_Short task_
Copy every line of the data in which the word "einen" occurs.

— begin Dataset excerpts —

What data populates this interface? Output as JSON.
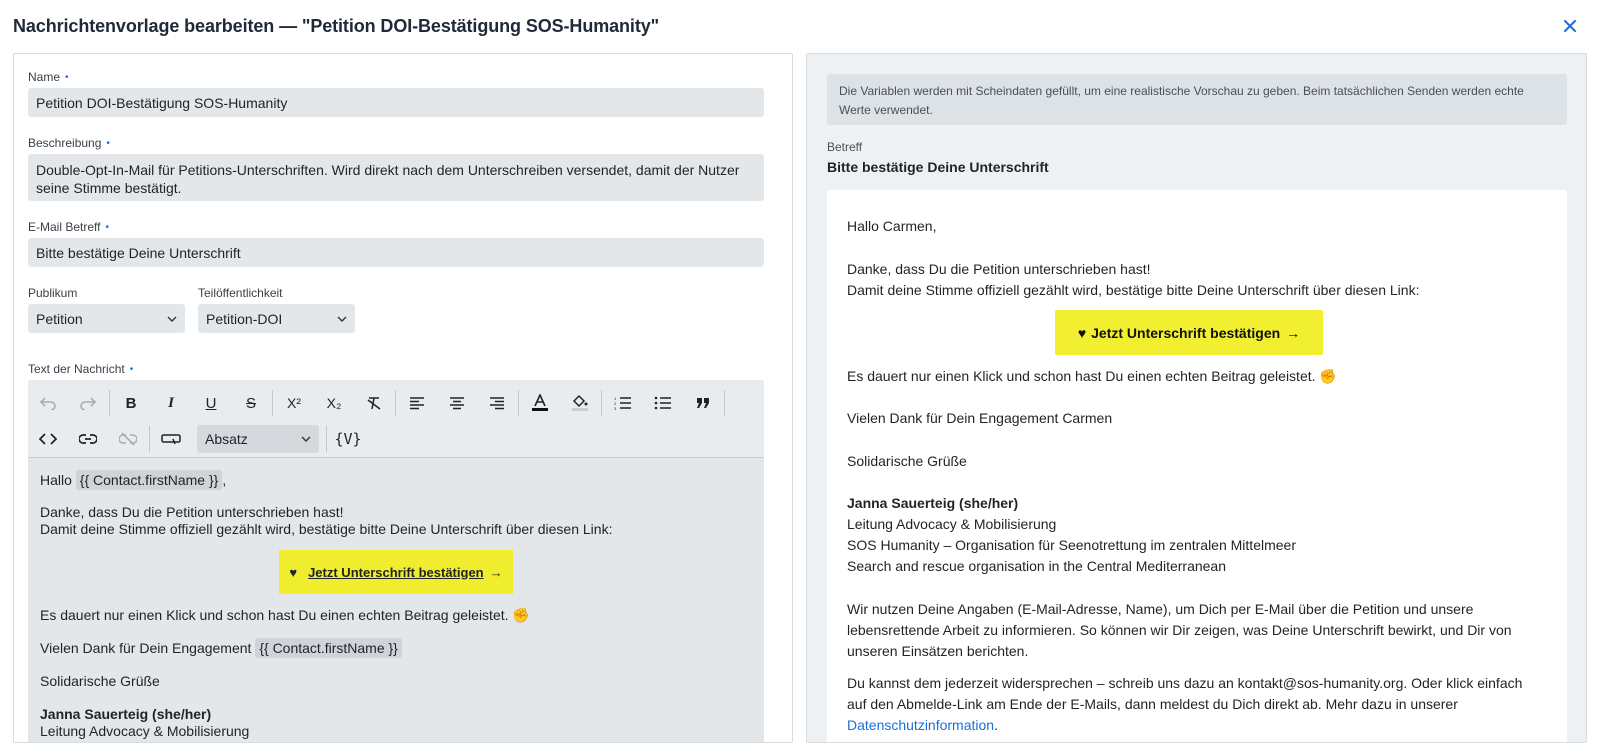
{
  "modal": {
    "title": "Nachrichtenvorlage bearbeiten — \"Petition DOI-Bestätigung SOS-Humanity\"",
    "close_label": "×"
  },
  "form": {
    "name": {
      "label": "Name",
      "value": "Petition DOI-Bestätigung SOS-Humanity"
    },
    "description": {
      "label": "Beschreibung",
      "value": "Double-Opt-In-Mail für Petitions-Unterschriften. Wird direkt nach dem Unterschreiben versendet, damit der Nutzer seine Stimme bestätigt."
    },
    "subject": {
      "label": "E-Mail Betreff",
      "value": "Bitte bestätige Deine Unterschrift"
    },
    "audience": {
      "label": "Publikum",
      "value": "Petition"
    },
    "visibility": {
      "label": "Teilöffentlichkeit",
      "value": "Petition-DOI"
    },
    "body_label": "Text der Nachricht",
    "required_marker": "•"
  },
  "editor": {
    "toolbar": {
      "undo": "↶",
      "redo": "↷",
      "bold": "B",
      "italic": "I",
      "underline": "U",
      "strike": "S",
      "superscript": "X²",
      "subscript": "X₂",
      "clear_format": "T̸",
      "color_icon": "A",
      "block_format": "Absatz",
      "variable": "{V}"
    },
    "content": {
      "greeting_prefix": "Hallo",
      "greeting_var": "{{ Contact.firstName }}",
      "greeting_suffix": ",",
      "line1": "Danke, dass Du die Petition unterschrieben hast!",
      "line2": "Damit deine Stimme offiziell gezählt wird, bestätige bitte Deine Unterschrift über diesen Link:",
      "cta_heart": "♥",
      "cta_label": "Jetzt Unterschrift bestätigen",
      "cta_arrow": "→",
      "line3": "Es dauert nur einen Klick und schon hast Du einen echten Beitrag geleistet. ✊",
      "thanks_prefix": "Vielen Dank für Dein Engagement",
      "thanks_var": "{{ Contact.firstName }}",
      "regards": "Solidarische Grüße",
      "signer_name": "Janna Sauerteig (she/her)",
      "signer_role": "Leitung Advocacy & Mobilisierung"
    }
  },
  "preview": {
    "info": "Die Variablen werden mit Scheindaten gefüllt, um eine realistische Vorschau zu geben. Beim tatsächlichen Senden werden echte Werte verwendet.",
    "subject_label": "Betreff",
    "subject_value": "Bitte bestätige Deine Unterschrift",
    "greeting": "Hallo Carmen,",
    "line1": "Danke, dass Du die Petition unterschrieben hast!",
    "line2": "Damit deine Stimme offiziell gezählt wird, bestätige bitte Deine Unterschrift über diesen Link:",
    "cta_heart": "♥",
    "cta_label": "Jetzt Unterschrift bestätigen",
    "cta_arrow": "→",
    "line3": "Es dauert nur einen Klick und schon hast Du einen echten Beitrag geleistet. ✊",
    "thanks": "Vielen Dank für Dein Engagement Carmen",
    "regards": "Solidarische Grüße",
    "signer_name": "Janna Sauerteig (she/her)",
    "signer_role": "Leitung Advocacy & Mobilisierung",
    "org_de": "SOS Humanity – Organisation für Seenotrettung im zentralen Mittelmeer",
    "org_en": "Search and rescue organisation in the Central Mediterranean",
    "privacy1": "Wir nutzen Deine Angaben (E-Mail-Adresse, Name), um Dich per E-Mail über die Petition und unsere lebensrettende Arbeit zu informieren. So können wir Dir zeigen, was Deine Unterschrift bewirkt, und Dir von unseren Einsätzen berichten.",
    "privacy2": "Du kannst dem jederzeit widersprechen – schreib uns dazu an kontakt@sos-humanity.org. Oder klick einfach auf den Abmelde-Link am Ende der E-Mails, dann meldest du Dich direkt ab. Mehr dazu in unserer",
    "privacy_link": "Datenschutzinformation",
    "privacy_end": "."
  }
}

— end Dataset excerpts —

_Exercise solution_
      "line3": "Es dauert nur einen Klick und schon hast Du einen echten Beitrag geleistet. ✊",
    "line3": "Es dauert nur einen Klick und schon hast Du einen echten Beitrag geleistet. ✊",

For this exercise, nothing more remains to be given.